WHAT THE TASK REQUIRES
Quote the listing below in its entirety, omitting every image.

--- start SUPPLIED MATERIAL ---

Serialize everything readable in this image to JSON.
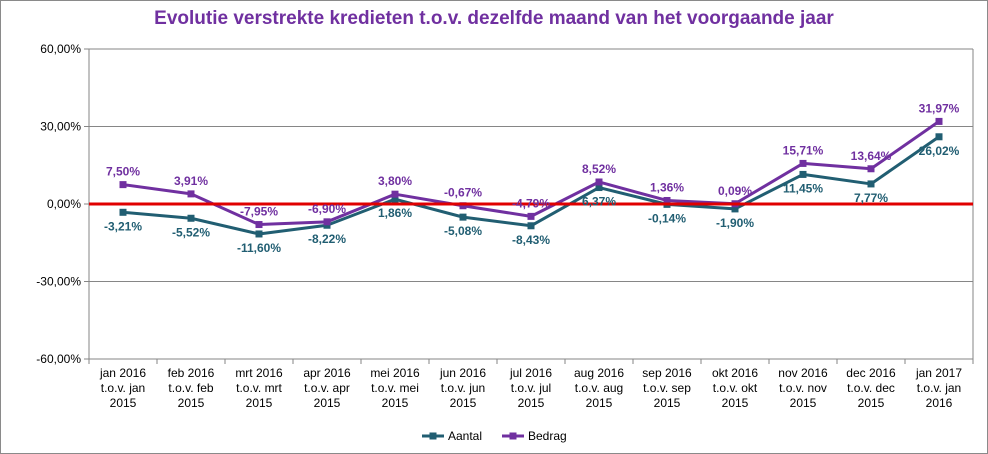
{
  "chart_data": {
    "type": "line",
    "title": "Evolutie verstrekte kredieten t.o.v. dezelfde maand van het voorgaande jaar",
    "categories": [
      [
        "jan 2016",
        "t.o.v. jan",
        "2015"
      ],
      [
        "feb 2016",
        "t.o.v. feb",
        "2015"
      ],
      [
        "mrt 2016",
        "t.o.v. mrt",
        "2015"
      ],
      [
        "apr 2016",
        "t.o.v. apr",
        "2015"
      ],
      [
        "mei 2016",
        "t.o.v. mei",
        "2015"
      ],
      [
        "jun 2016",
        "t.o.v. jun",
        "2015"
      ],
      [
        "jul 2016",
        "t.o.v. jul",
        "2015"
      ],
      [
        "aug 2016",
        "t.o.v. aug",
        "2015"
      ],
      [
        "sep 2016",
        "t.o.v. sep",
        "2015"
      ],
      [
        "okt 2016",
        "t.o.v. okt",
        "2015"
      ],
      [
        "nov 2016",
        "t.o.v. nov",
        "2015"
      ],
      [
        "dec 2016",
        "t.o.v. dec",
        "2015"
      ],
      [
        "jan 2017",
        "t.o.v. jan",
        "2016"
      ]
    ],
    "ylim": [
      -60,
      60
    ],
    "yticks": [
      60,
      30,
      0,
      -30,
      -60
    ],
    "ytick_labels": [
      "60,00%",
      "30,00%",
      "0,00%",
      "-30,00%",
      "-60,00%"
    ],
    "reference_line": {
      "value": 0,
      "color": "#e00000"
    },
    "legend_position": "bottom-center",
    "series": [
      {
        "name": "Aantal",
        "color": "#215e72",
        "values": [
          -3.21,
          -5.52,
          -11.6,
          -8.22,
          1.86,
          -5.08,
          -8.43,
          6.37,
          -0.14,
          -1.9,
          11.45,
          7.77,
          26.02
        ],
        "labels": [
          "-3,21%",
          "-5,52%",
          "-11,60%",
          "-8,22%",
          "1,86%",
          "-5,08%",
          "-8,43%",
          "6,37%",
          "-0,14%",
          "-1,90%",
          "11,45%",
          "7,77%",
          "26,02%"
        ]
      },
      {
        "name": "Bedrag",
        "color": "#7030a0",
        "values": [
          7.5,
          3.91,
          -7.95,
          -6.9,
          3.8,
          -0.67,
          -4.79,
          8.52,
          1.36,
          0.09,
          15.71,
          13.64,
          31.97
        ],
        "labels": [
          "7,50%",
          "3,91%",
          "-7,95%",
          "-6,90%",
          "3,80%",
          "-0,67%",
          "-4,79%",
          "8,52%",
          "1,36%",
          "0,09%",
          "15,71%",
          "13,64%",
          "31,97%"
        ]
      }
    ]
  }
}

--- end SUPPLIED MATERIAL ---

FINISHED EXERCISE
Serialize everything readable in this image to JSON.
{
  "chart_data": {
    "type": "line",
    "title": "Evolutie verstrekte kredieten t.o.v. dezelfde maand van het voorgaande jaar",
    "categories": [
      [
        "jan 2016",
        "t.o.v. jan",
        "2015"
      ],
      [
        "feb 2016",
        "t.o.v. feb",
        "2015"
      ],
      [
        "mrt 2016",
        "t.o.v. mrt",
        "2015"
      ],
      [
        "apr 2016",
        "t.o.v. apr",
        "2015"
      ],
      [
        "mei 2016",
        "t.o.v. mei",
        "2015"
      ],
      [
        "jun 2016",
        "t.o.v. jun",
        "2015"
      ],
      [
        "jul 2016",
        "t.o.v. jul",
        "2015"
      ],
      [
        "aug 2016",
        "t.o.v. aug",
        "2015"
      ],
      [
        "sep 2016",
        "t.o.v. sep",
        "2015"
      ],
      [
        "okt 2016",
        "t.o.v. okt",
        "2015"
      ],
      [
        "nov 2016",
        "t.o.v. nov",
        "2015"
      ],
      [
        "dec 2016",
        "t.o.v. dec",
        "2015"
      ],
      [
        "jan 2017",
        "t.o.v. jan",
        "2016"
      ]
    ],
    "ylim": [
      -60,
      60
    ],
    "yticks": [
      60,
      30,
      0,
      -30,
      -60
    ],
    "ytick_labels": [
      "60,00%",
      "30,00%",
      "0,00%",
      "-30,00%",
      "-60,00%"
    ],
    "reference_line": {
      "value": 0,
      "color": "#e00000"
    },
    "legend_position": "bottom-center",
    "series": [
      {
        "name": "Aantal",
        "color": "#215e72",
        "values": [
          -3.21,
          -5.52,
          -11.6,
          -8.22,
          1.86,
          -5.08,
          -8.43,
          6.37,
          -0.14,
          -1.9,
          11.45,
          7.77,
          26.02
        ],
        "labels": [
          "-3,21%",
          "-5,52%",
          "-11,60%",
          "-8,22%",
          "1,86%",
          "-5,08%",
          "-8,43%",
          "6,37%",
          "-0,14%",
          "-1,90%",
          "11,45%",
          "7,77%",
          "26,02%"
        ]
      },
      {
        "name": "Bedrag",
        "color": "#7030a0",
        "values": [
          7.5,
          3.91,
          -7.95,
          -6.9,
          3.8,
          -0.67,
          -4.79,
          8.52,
          1.36,
          0.09,
          15.71,
          13.64,
          31.97
        ],
        "labels": [
          "7,50%",
          "3,91%",
          "-7,95%",
          "-6,90%",
          "3,80%",
          "-0,67%",
          "-4,79%",
          "8,52%",
          "1,36%",
          "0,09%",
          "15,71%",
          "13,64%",
          "31,97%"
        ]
      }
    ]
  }
}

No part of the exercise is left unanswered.